> _Direction_: Gather all lines in the data that hold the string "cyan".

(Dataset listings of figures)
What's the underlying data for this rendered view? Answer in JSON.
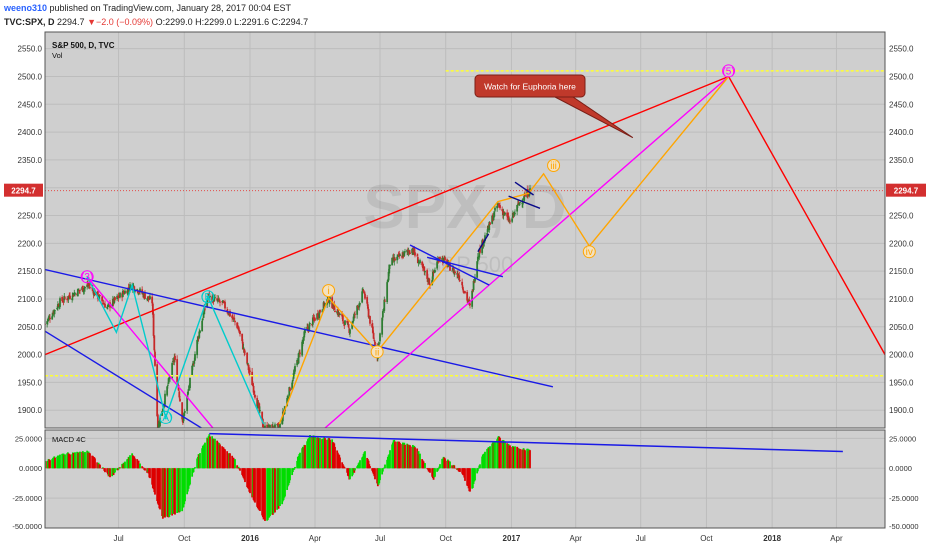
{
  "header": {
    "author": "weeno310",
    "published": " published on TradingView.com, January 28, 2017 00:04 EST",
    "symbol": "TVC:SPX, D",
    "last": "2294.7",
    "arrow": "▼",
    "change": "−2.0 (−0.09%)",
    "ohlc": "O:2299.0 H:2299.0 L:2291.6 C:2294.7"
  },
  "colors": {
    "background": "#ffffff",
    "pane": "#cfcfcf",
    "up": "#2e7d32",
    "down": "#c62828",
    "macd_pos": "#00dd00",
    "macd_neg": "#dd0000",
    "trend_red": "#ff0000",
    "trend_blue": "#1a1ae6",
    "magenta": "#ff00ff",
    "orange": "#ffa500",
    "cyan": "#00cccc",
    "yellow_dash": "#ffff33"
  },
  "chart_data": {
    "type": "candlestick",
    "title": "S&P 500, D, TVC",
    "subtitle": "Vol",
    "watermark": "SPX, D",
    "watermark_sub": "S&P 500",
    "y_axis": {
      "ylim": [
        1868,
        2580
      ],
      "ticks": [
        "2550.0",
        "2500.0",
        "2450.0",
        "2400.0",
        "2350.0",
        "2300.0",
        "2250.0",
        "2200.0",
        "2150.0",
        "2100.0",
        "2050.0",
        "2000.0",
        "1950.0",
        "1900.0"
      ],
      "grid": true
    },
    "x_axis": {
      "tick_labels": [
        "Jul",
        "Oct",
        "2016",
        "Apr",
        "Jul",
        "Oct",
        "2017",
        "Apr",
        "Jul",
        "Oct",
        "2018",
        "Apr"
      ],
      "tick_dates": [
        "2015-07-01",
        "2015-10-01",
        "2016-01-01",
        "2016-04-01",
        "2016-07-01",
        "2016-10-01",
        "2017-01-01",
        "2017-04-01",
        "2017-07-01",
        "2017-10-01",
        "2018-01-01",
        "2018-04-01"
      ],
      "range": [
        "2015-03-20",
        "2018-06-08"
      ]
    },
    "last_price_label": "2294.7",
    "last_price": 2294.7,
    "price_anchors": [
      [
        "2015-03-20",
        2055
      ],
      [
        "2015-04-10",
        2095
      ],
      [
        "2015-05-20",
        2125
      ],
      [
        "2015-06-15",
        2085
      ],
      [
        "2015-07-20",
        2125
      ],
      [
        "2015-08-17",
        2095
      ],
      [
        "2015-08-25",
        1868
      ],
      [
        "2015-09-17",
        1995
      ],
      [
        "2015-09-29",
        1880
      ],
      [
        "2015-10-20",
        2030
      ],
      [
        "2015-11-03",
        2105
      ],
      [
        "2015-11-25",
        2090
      ],
      [
        "2015-12-15",
        2050
      ],
      [
        "2016-01-20",
        1868
      ],
      [
        "2016-02-11",
        1868
      ],
      [
        "2016-03-18",
        2040
      ],
      [
        "2016-04-20",
        2100
      ],
      [
        "2016-05-19",
        2045
      ],
      [
        "2016-06-08",
        2115
      ],
      [
        "2016-06-27",
        2000
      ],
      [
        "2016-07-15",
        2165
      ],
      [
        "2016-08-15",
        2190
      ],
      [
        "2016-09-09",
        2128
      ],
      [
        "2016-09-22",
        2177
      ],
      [
        "2016-10-20",
        2140
      ],
      [
        "2016-11-04",
        2085
      ],
      [
        "2016-11-15",
        2180
      ],
      [
        "2016-12-13",
        2270
      ],
      [
        "2016-12-30",
        2238
      ],
      [
        "2017-01-13",
        2275
      ],
      [
        "2017-01-27",
        2294.7
      ]
    ],
    "macd": {
      "label": "MACD 4C",
      "ylim": [
        -50,
        32
      ],
      "ticks": [
        "25.0000",
        "0.0000",
        "-25.0000",
        "-50.0000"
      ],
      "anchors": [
        [
          "2015-03-20",
          6
        ],
        [
          "2015-04-15",
          12
        ],
        [
          "2015-05-20",
          14
        ],
        [
          "2015-06-20",
          -8
        ],
        [
          "2015-07-20",
          12
        ],
        [
          "2015-08-12",
          -5
        ],
        [
          "2015-09-01",
          -42
        ],
        [
          "2015-09-28",
          -36
        ],
        [
          "2015-10-20",
          10
        ],
        [
          "2015-11-05",
          28
        ],
        [
          "2015-11-20",
          20
        ],
        [
          "2015-12-10",
          8
        ],
        [
          "2016-01-01",
          -20
        ],
        [
          "2016-01-22",
          -45
        ],
        [
          "2016-02-15",
          -30
        ],
        [
          "2016-03-10",
          12
        ],
        [
          "2016-03-25",
          27
        ],
        [
          "2016-04-25",
          24
        ],
        [
          "2016-05-20",
          -10
        ],
        [
          "2016-06-10",
          14
        ],
        [
          "2016-06-28",
          -15
        ],
        [
          "2016-07-20",
          23
        ],
        [
          "2016-08-20",
          18
        ],
        [
          "2016-09-14",
          -10
        ],
        [
          "2016-09-28",
          10
        ],
        [
          "2016-10-25",
          -5
        ],
        [
          "2016-11-05",
          -22
        ],
        [
          "2016-11-22",
          12
        ],
        [
          "2016-12-14",
          26
        ],
        [
          "2016-12-30",
          19
        ],
        [
          "2017-01-27",
          15
        ]
      ],
      "trendline": [
        [
          "2015-11-05",
          29
        ],
        [
          "2018-04-10",
          14
        ]
      ]
    },
    "annotations": {
      "callout": "Watch for Euphoria here",
      "wave_labels": [
        {
          "text": "(3)",
          "date": "2015-05-18",
          "price": 2140,
          "color": "magenta"
        },
        {
          "text": "(A)",
          "date": "2015-09-05",
          "price": 1887,
          "color": "cyan"
        },
        {
          "text": "(B)",
          "date": "2015-11-03",
          "price": 2104,
          "color": "cyan"
        },
        {
          "text": "i",
          "date": "2016-04-20",
          "price": 2115,
          "color": "orange"
        },
        {
          "text": "ii",
          "date": "2016-06-27",
          "price": 2005,
          "color": "orange"
        },
        {
          "text": "iii",
          "date": "2017-03-01",
          "price": 2340,
          "color": "orange"
        },
        {
          "text": "iv",
          "date": "2017-04-20",
          "price": 2185,
          "color": "orange"
        },
        {
          "text": "(5)",
          "date": "2017-11-01",
          "price": 2510,
          "color": "magenta"
        }
      ],
      "lines": [
        {
          "color": "red",
          "pts": [
            [
              "2015-03-20",
              2000
            ],
            [
              "2017-11-01",
              2500
            ]
          ]
        },
        {
          "color": "red",
          "pts": [
            [
              "2017-11-01",
              2500
            ],
            [
              "2018-06-08",
              2000
            ]
          ]
        },
        {
          "color": "blue",
          "pts": [
            [
              "2015-03-20",
              2153
            ],
            [
              "2017-02-28",
              1942
            ]
          ]
        },
        {
          "color": "blue",
          "pts": [
            [
              "2015-03-20",
              2042
            ],
            [
              "2015-10-25",
              1868
            ]
          ]
        },
        {
          "color": "magenta",
          "pts": [
            [
              "2015-05-18",
              2140
            ],
            [
              "2015-11-10",
              1868
            ]
          ]
        },
        {
          "color": "magenta",
          "pts": [
            [
              "2016-04-15",
              1868
            ],
            [
              "2017-11-01",
              2500
            ]
          ]
        },
        {
          "color": "orange",
          "pts": [
            [
              "2016-02-11",
              1875
            ],
            [
              "2016-04-20",
              2102
            ],
            [
              "2016-06-27",
              2005
            ],
            [
              "2016-12-13",
              2275
            ],
            [
              "2017-01-25",
              2290
            ],
            [
              "2017-02-15",
              2325
            ],
            [
              "2017-04-20",
              2195
            ],
            [
              "2017-11-01",
              2500
            ]
          ]
        },
        {
          "color": "cyan",
          "pts": [
            [
              "2015-05-18",
              2140
            ],
            [
              "2015-06-28",
              2040
            ],
            [
              "2015-07-20",
              2125
            ],
            [
              "2015-09-05",
              1887
            ],
            [
              "2015-11-03",
              2104
            ],
            [
              "2016-01-20",
              1875
            ]
          ]
        },
        {
          "color": "blue",
          "pts": [
            [
              "2016-08-12",
              2197
            ],
            [
              "2016-12-01",
              2125
            ]
          ]
        },
        {
          "color": "blue",
          "pts": [
            [
              "2016-09-05",
              2175
            ],
            [
              "2016-12-20",
              2140
            ]
          ]
        },
        {
          "color": "navy",
          "pts": [
            [
              "2016-11-15",
              2185
            ],
            [
              "2016-11-30",
              2217
            ]
          ]
        },
        {
          "color": "navy",
          "pts": [
            [
              "2016-12-28",
              2285
            ],
            [
              "2017-02-10",
              2263
            ]
          ]
        },
        {
          "color": "navy",
          "pts": [
            [
              "2017-01-06",
              2310
            ],
            [
              "2017-02-01",
              2287
            ]
          ]
        }
      ],
      "yellow_levels": [
        2510,
        1962
      ]
    }
  }
}
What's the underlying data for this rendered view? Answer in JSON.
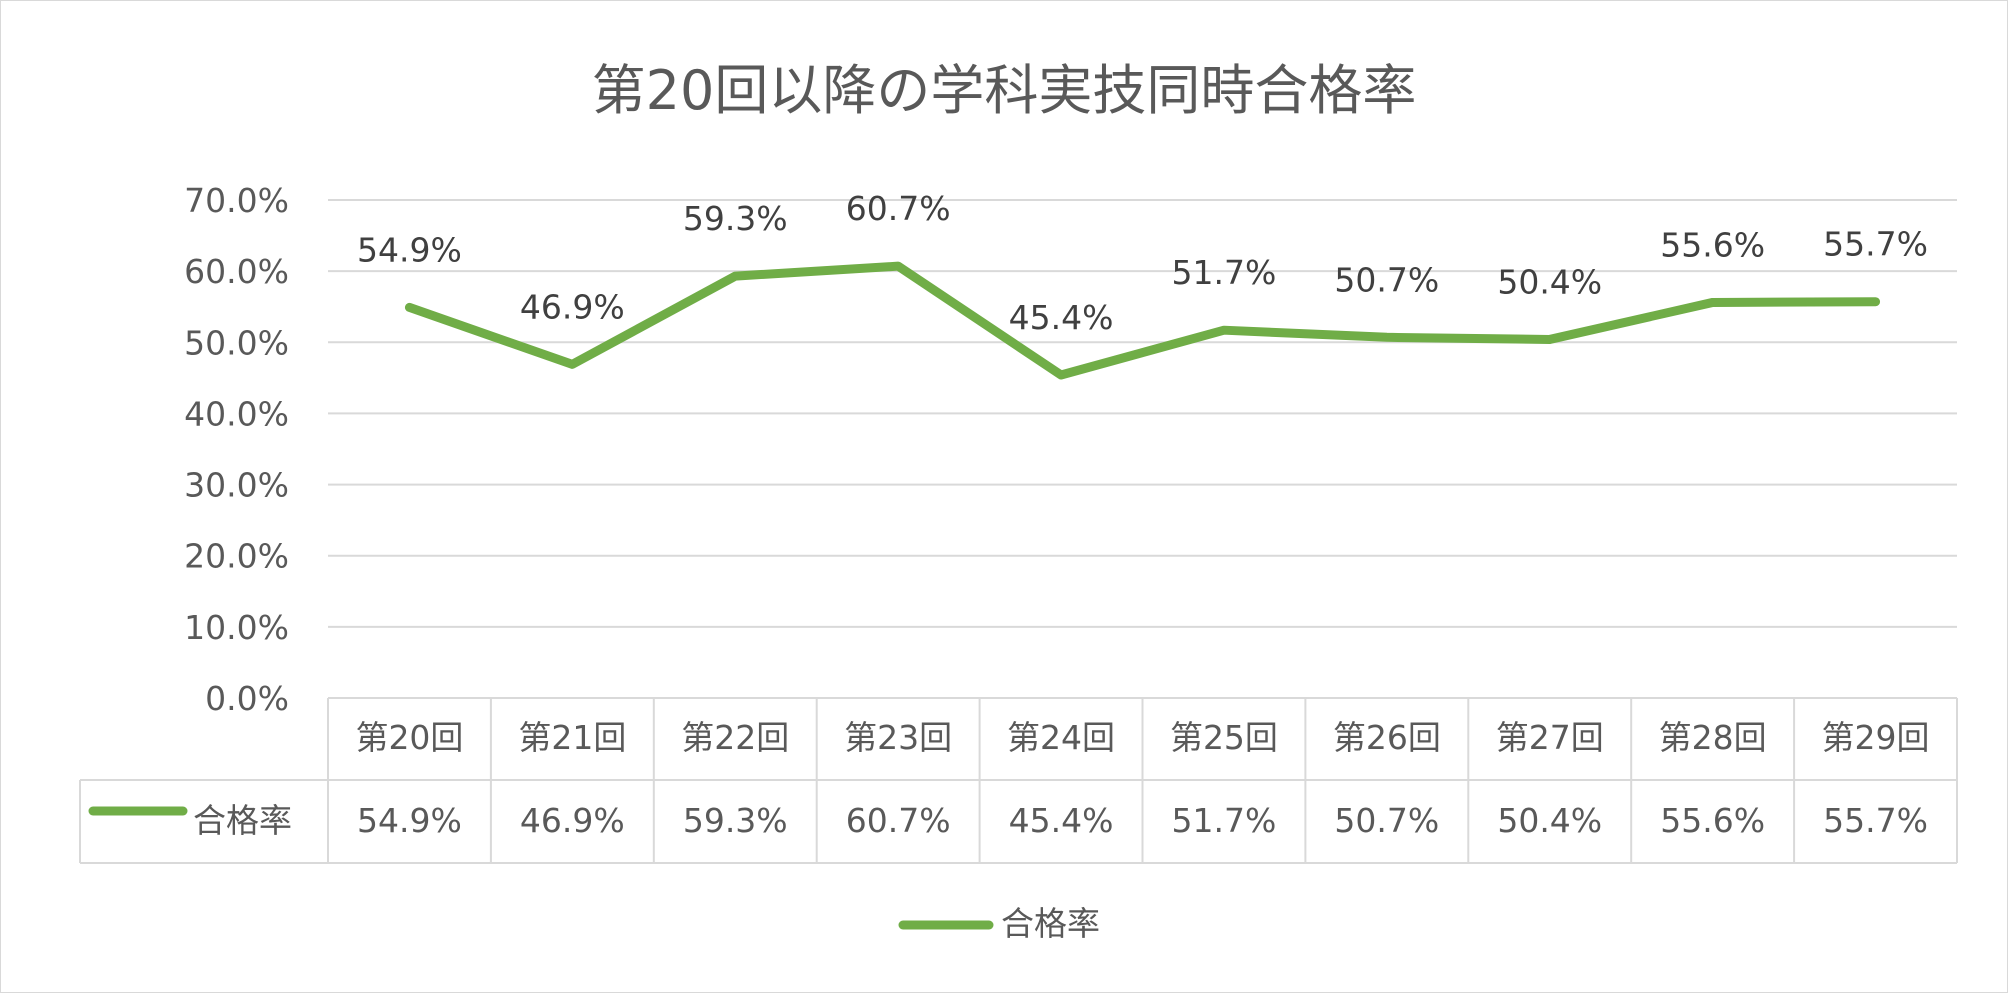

> _Expected output_:
    "cyan": "#00cccc",
          "color": "cyan"
          "color": "cyan"
          "color": "cyan",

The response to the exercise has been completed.